## [ROWS]
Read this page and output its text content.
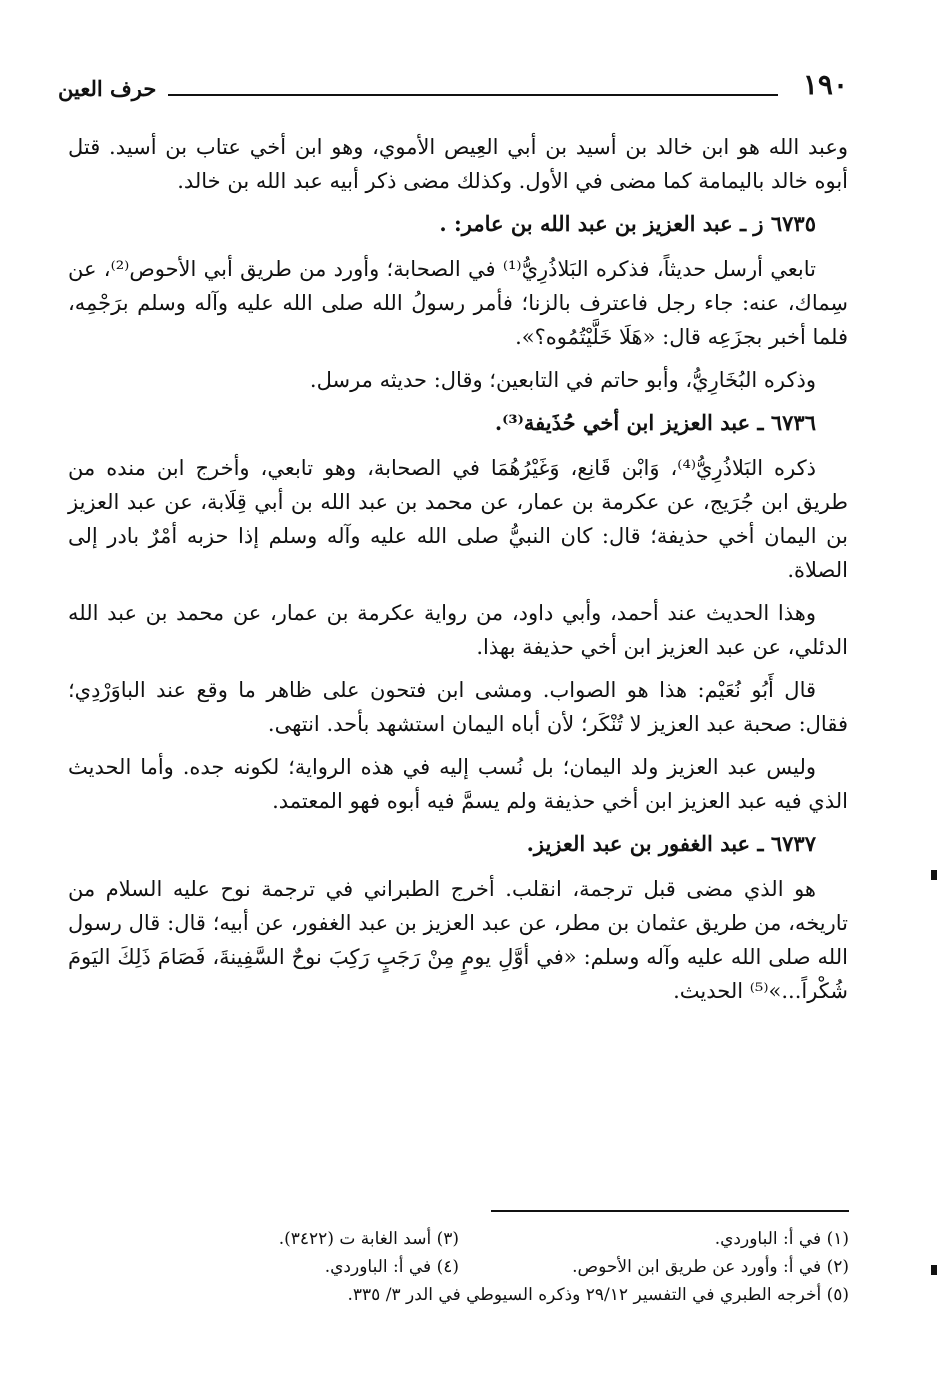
١٩٠
حرف العين

وعبد الله هو ابن خالد بن أسيد بن أبي العِيص الأموي، وهو ابن أخي عتاب بن أسيد. قتل أبوه خالد باليمامة كما مضى في الأول. وكذلك مضى ذكر أبيه عبد الله بن خالد.

٦٧٣٥ ز ـ عبد العزيز بن عبد الله بن عامر: .

تابعي أرسل حديثاً، فذكره البَلاذُرِيُّ⁽¹⁾ في الصحابة؛ وأورد من طريق أبي الأحوص⁽²⁾، عن سِماك، عنه: جاء رجل فاعترف بالزنا؛ فأمر رسولُ الله صلى الله عليه وآله وسلم برَجْمِه، فلما أخبر بجزَعِه قال: «هَلَا خَلَّيْتُمُوه؟».

وذكره البُخَارِيُّ، وأبو حاتم في التابعين؛ وقال: حديثه مرسل.

٦٧٣٦ ـ عبد العزيز ابن أخي حُذَيفة⁽³⁾.

ذكره البَلاذُرِيُّ⁽⁴⁾، وَابْن قَانِع، وَغَيْرُهُمَا في الصحابة، وهو تابعي، وأخرج ابن منده من طريق ابن جُرَيج، عن عكرمة بن عمار، عن محمد بن عبد الله بن أبي قِلَابة، عن عبد العزيز بن اليمان أخي حذيفة؛ قال: كان النبيُّ صلى الله عليه وآله وسلم إذا حزبه أمْرٌ بادر إلى الصلاة.

وهذا الحديث عند أحمد، وأبي داود، من رواية عكرمة بن عمار، عن محمد بن عبد الله الدئلي، عن عبد العزيز ابن أخي حذيفة بهذا.

قال أَبُو نُعَيْم: هذا هو الصواب. ومشى ابن فتحون على ظاهر ما وقع عند الباوَرْدِي؛ فقال: صحبة عبد العزيز لا تُنْكَر؛ لأن أباه اليمان استشهد بأحد. انتهى.

وليس عبد العزيز ولد اليمان؛ بل نُسب إليه في هذه الرواية؛ لكونه جده. وأما الحديث الذي فيه عبد العزيز ابن أخي حذيفة ولم يسمَّ فيه أبوه فهو المعتمد.

٦٧٣٧ ـ عبد الغفور بن عبد العزيز.

هو الذي مضى قبل ترجمة، انقلب. أخرج الطبراني في ترجمة نوح عليه السلام من تاريخه، من طريق عثمان بن مطر، عن عبد العزيز بن عبد الغفور، عن أبيه؛ قال: قال رسول الله صلى الله عليه وآله وسلم: «في أوَّلِ يومٍ مِنْ رَجَبٍ رَكِبَ نوحٌ السَّفِينةَ، فَصَامَ ذَلِكَ اليَومَ شُكْراً...»⁽⁵⁾ الحديث.

(١) في أ: الباوردي.
(٣) أسد الغابة ت (٣٤٢٢).
(٢) في أ: وأورد عن طريق ابن الأحوص.
(٤) في أ: الباوردي.
(٥) أخرجه الطبري في التفسير ٢٩/١٢ وذكره السيوطي في الدر ٣/ ٣٣٥.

## [INSTRUCTIONS TO FOLLOW]
Find the lines that include the string "وذكره", then copy each of them.

## [RESULT OF THE EXERCISE]
وذكره البُخَارِيُّ، وأبو حاتم في التابعين؛ وقال: حديثه مرسل.
(٥) أخرجه الطبري في التفسير ٢٩/١٢ وذكره السيوطي في الدر ٣/ ٣٣٥.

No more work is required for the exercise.